Records from a collection of figures
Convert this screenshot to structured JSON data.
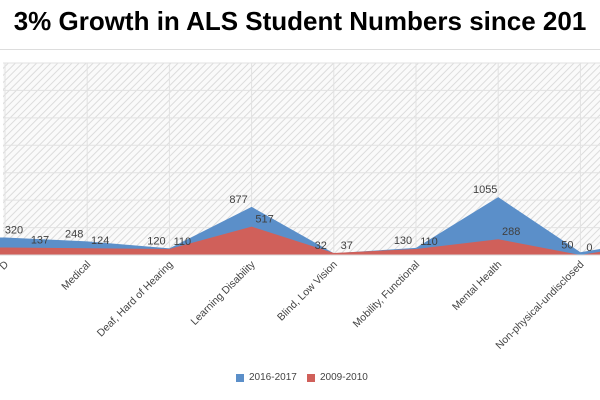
{
  "chart_data": {
    "type": "area",
    "title": "3% Growth in ALS Student Numbers since 201",
    "categories": [
      "D",
      "Medical",
      "Deaf, Hard of Hearing",
      "Learning Disability",
      "Blind, Low Vision",
      "Mobility, Functional",
      "Mental Health",
      "Non-physical-undisclosed"
    ],
    "series": [
      {
        "name": "2016-2017",
        "color": "#5B8FC9",
        "values": [
          320,
          248,
          120,
          877,
          32,
          130,
          1055,
          50
        ]
      },
      {
        "name": "2009-2010",
        "color": "#D0605A",
        "values": [
          137,
          124,
          110,
          517,
          37,
          110,
          288,
          0
        ]
      }
    ],
    "ylim": [
      0,
      3500
    ],
    "y_gridlines": [
      500,
      1000,
      1500,
      2000,
      2500,
      3000,
      3500
    ],
    "grid": true,
    "legend_position": "bottom",
    "plot_background": "diagonal hatch"
  }
}
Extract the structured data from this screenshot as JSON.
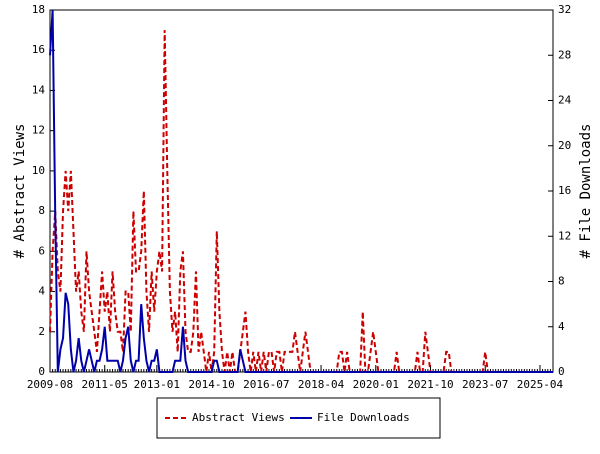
{
  "chart_data": {
    "type": "line",
    "x": [
      "2009-08",
      "2009-09",
      "2009-10",
      "2009-11",
      "2009-12",
      "2010-01",
      "2010-02",
      "2010-03",
      "2010-04",
      "2010-05",
      "2010-06",
      "2010-07",
      "2010-08",
      "2010-09",
      "2010-10",
      "2010-11",
      "2010-12",
      "2011-01",
      "2011-02",
      "2011-03",
      "2011-04",
      "2011-05",
      "2011-06",
      "2011-07",
      "2011-08",
      "2011-09",
      "2011-10",
      "2011-11",
      "2011-12",
      "2012-01",
      "2012-02",
      "2012-03",
      "2012-04",
      "2012-05",
      "2012-06",
      "2012-07",
      "2012-08",
      "2012-09",
      "2012-10",
      "2012-11",
      "2012-12",
      "2013-01",
      "2013-02",
      "2013-03",
      "2013-04",
      "2013-05",
      "2013-06",
      "2013-07",
      "2013-08",
      "2013-09",
      "2013-10",
      "2013-11",
      "2013-12",
      "2014-01",
      "2014-02",
      "2014-03",
      "2014-04",
      "2014-05",
      "2014-06",
      "2014-07",
      "2014-08",
      "2014-09",
      "2014-10",
      "2014-11",
      "2014-12",
      "2015-01",
      "2015-02",
      "2015-03",
      "2015-04",
      "2015-05",
      "2015-06",
      "2015-07",
      "2015-08",
      "2015-09",
      "2015-10",
      "2015-11",
      "2015-12",
      "2016-01",
      "2016-02",
      "2016-03",
      "2016-04",
      "2016-05",
      "2016-06",
      "2016-07",
      "2016-08",
      "2016-09",
      "2016-10",
      "2016-11",
      "2016-12",
      "2017-01",
      "2017-02",
      "2017-03",
      "2017-04",
      "2017-05",
      "2017-06",
      "2017-07",
      "2017-08",
      "2017-09",
      "2017-10",
      "2017-11",
      "2017-12",
      "2018-01",
      "2018-02",
      "2018-03",
      "2018-04",
      "2018-05",
      "2018-06",
      "2018-07",
      "2018-08",
      "2018-09",
      "2018-10",
      "2018-11",
      "2018-12",
      "2019-01",
      "2019-02",
      "2019-03",
      "2019-04",
      "2019-05",
      "2019-06",
      "2019-07",
      "2019-08",
      "2019-09",
      "2019-10",
      "2019-11",
      "2019-12",
      "2020-01",
      "2020-02",
      "2020-03",
      "2020-04",
      "2020-05",
      "2020-06",
      "2020-07",
      "2020-08",
      "2020-09",
      "2020-10",
      "2020-11",
      "2020-12",
      "2021-01",
      "2021-02",
      "2021-03",
      "2021-04",
      "2021-05",
      "2021-06",
      "2021-07",
      "2021-08",
      "2021-09",
      "2021-10",
      "2021-11",
      "2021-12",
      "2022-01",
      "2022-02",
      "2022-03",
      "2022-04",
      "2022-05",
      "2022-06",
      "2022-07",
      "2022-08",
      "2022-09",
      "2022-10",
      "2022-11",
      "2022-12",
      "2023-01",
      "2023-02",
      "2023-03",
      "2023-04",
      "2023-05",
      "2023-06",
      "2023-07",
      "2023-08",
      "2023-09",
      "2023-10",
      "2023-11",
      "2023-12",
      "2024-01",
      "2024-02",
      "2024-03",
      "2024-04",
      "2024-05",
      "2024-06",
      "2024-07",
      "2024-08",
      "2024-09",
      "2024-10",
      "2024-11",
      "2024-12",
      "2025-01",
      "2025-02",
      "2025-03",
      "2025-04",
      "2025-05",
      "2025-06",
      "2025-07",
      "2025-08",
      "2025-09"
    ],
    "xticks": [
      "2009-08",
      "2011-05",
      "2013-01",
      "2014-10",
      "2016-07",
      "2018-04",
      "2020-01",
      "2021-10",
      "2023-07",
      "2025-04"
    ],
    "ylabel": "# Abstract Views",
    "y2label": "# File Downloads",
    "ylim": [
      0,
      18
    ],
    "yticks": [
      0,
      2,
      4,
      6,
      8,
      10,
      12,
      14,
      16,
      18
    ],
    "y2lim": [
      0,
      32
    ],
    "y2ticks": [
      0,
      4,
      8,
      12,
      16,
      20,
      24,
      28,
      32
    ],
    "legend": "bottom",
    "series": [
      {
        "name": "Abstract Views",
        "color": "#cc0000",
        "dash": true,
        "values": [
          2,
          6,
          8,
          5,
          4,
          8,
          10,
          8,
          10,
          7,
          4,
          5,
          3,
          2,
          6,
          4,
          3,
          2,
          1,
          3,
          5,
          3,
          4,
          2,
          5,
          3,
          2,
          2,
          1,
          4,
          4,
          2,
          8,
          5,
          5,
          6,
          9,
          4,
          2,
          5,
          3,
          5,
          6,
          5,
          17,
          10,
          4,
          2,
          3,
          1,
          5,
          6,
          2,
          1,
          1,
          2,
          5,
          1,
          2,
          1,
          0,
          1,
          0,
          1,
          7,
          3,
          1,
          0,
          1,
          0,
          1,
          0,
          0,
          1,
          2,
          3,
          1,
          0,
          1,
          0,
          1,
          0,
          1,
          0,
          1,
          1,
          0,
          1,
          1,
          0,
          1,
          1,
          1,
          1,
          2,
          1,
          0,
          1,
          2,
          1,
          0,
          0,
          0,
          0,
          0,
          0,
          0,
          0,
          0,
          0,
          0,
          1,
          1,
          0,
          1,
          0,
          0,
          0,
          0,
          0,
          3,
          0,
          0,
          1,
          2,
          1,
          0,
          0,
          0,
          0,
          0,
          0,
          0,
          1,
          0,
          0,
          0,
          0,
          0,
          0,
          0,
          1,
          0,
          0,
          2,
          1,
          0,
          0,
          0,
          0,
          0,
          0,
          1,
          1,
          0,
          0,
          0,
          0,
          0,
          0,
          0,
          0,
          0,
          0,
          0,
          0,
          0,
          1,
          0,
          0,
          0,
          0,
          0,
          0,
          0,
          0,
          0,
          0,
          0,
          0,
          0,
          0,
          0,
          0,
          0,
          0,
          0,
          0,
          0,
          0,
          0,
          0,
          0,
          0
        ]
      },
      {
        "name": "File Downloads",
        "color": "#0000aa",
        "axis": "y2",
        "values": [
          28,
          32,
          14,
          0,
          2,
          3,
          7,
          6,
          2,
          0,
          1,
          3,
          1,
          0,
          1,
          2,
          1,
          0,
          1,
          1,
          2,
          4,
          1,
          1,
          1,
          1,
          1,
          0,
          1,
          3,
          4,
          1,
          0,
          1,
          1,
          6,
          3,
          1,
          0,
          1,
          1,
          2,
          0,
          0,
          0,
          0,
          0,
          0,
          1,
          1,
          1,
          4,
          1,
          0,
          0,
          0,
          0,
          0,
          0,
          0,
          0,
          0,
          0,
          1,
          1,
          0,
          0,
          0,
          0,
          0,
          0,
          0,
          0,
          2,
          1,
          0,
          0,
          0,
          0,
          0,
          0,
          0,
          0,
          0,
          0,
          0,
          0,
          0,
          0,
          0,
          0,
          0,
          0,
          0,
          0,
          0,
          0,
          0,
          0,
          0,
          0,
          0,
          0,
          0,
          0,
          0,
          0,
          0,
          0,
          0,
          0,
          0,
          0,
          0,
          0,
          0,
          0,
          0,
          0,
          0,
          0,
          0,
          0,
          0,
          0,
          0,
          0,
          0,
          0,
          0,
          0,
          0,
          0,
          0,
          0,
          0,
          0,
          0,
          0,
          0,
          0,
          0,
          0,
          0,
          0,
          0,
          0,
          0,
          0,
          0,
          0,
          0,
          0,
          0,
          0,
          0,
          0,
          0,
          0,
          0,
          0,
          0,
          0,
          0,
          0,
          0,
          0,
          0,
          0,
          0,
          0,
          0,
          0,
          0,
          0,
          0,
          0,
          0,
          0,
          0,
          0,
          0,
          0,
          0,
          0,
          0,
          0,
          0,
          0,
          0,
          0,
          0,
          0,
          0
        ]
      }
    ]
  }
}
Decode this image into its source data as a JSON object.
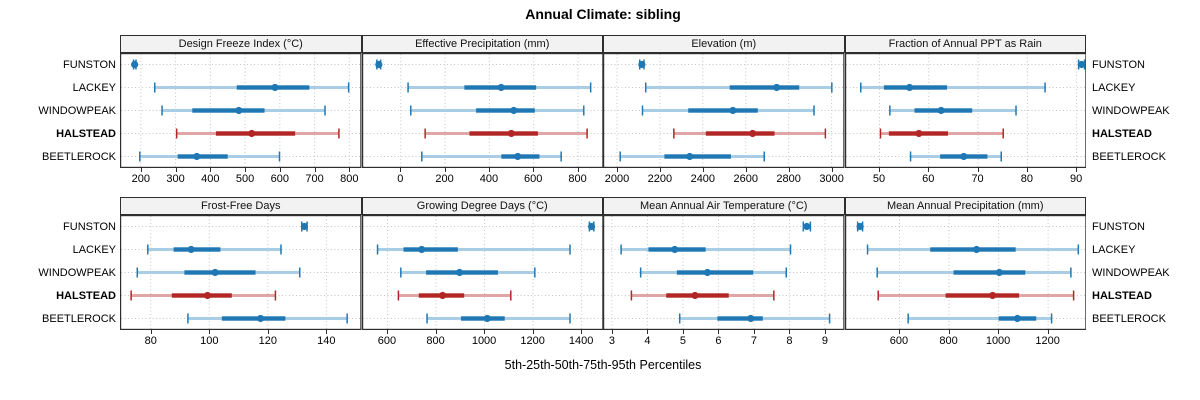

Problem to solve
From the data above, pick out each line containing "color" and copy it.

Completed task
        "color": "#5B8FC9",
        "color": "#D0605A",
        "color": "#cc0000",
        "color": "#0000aa",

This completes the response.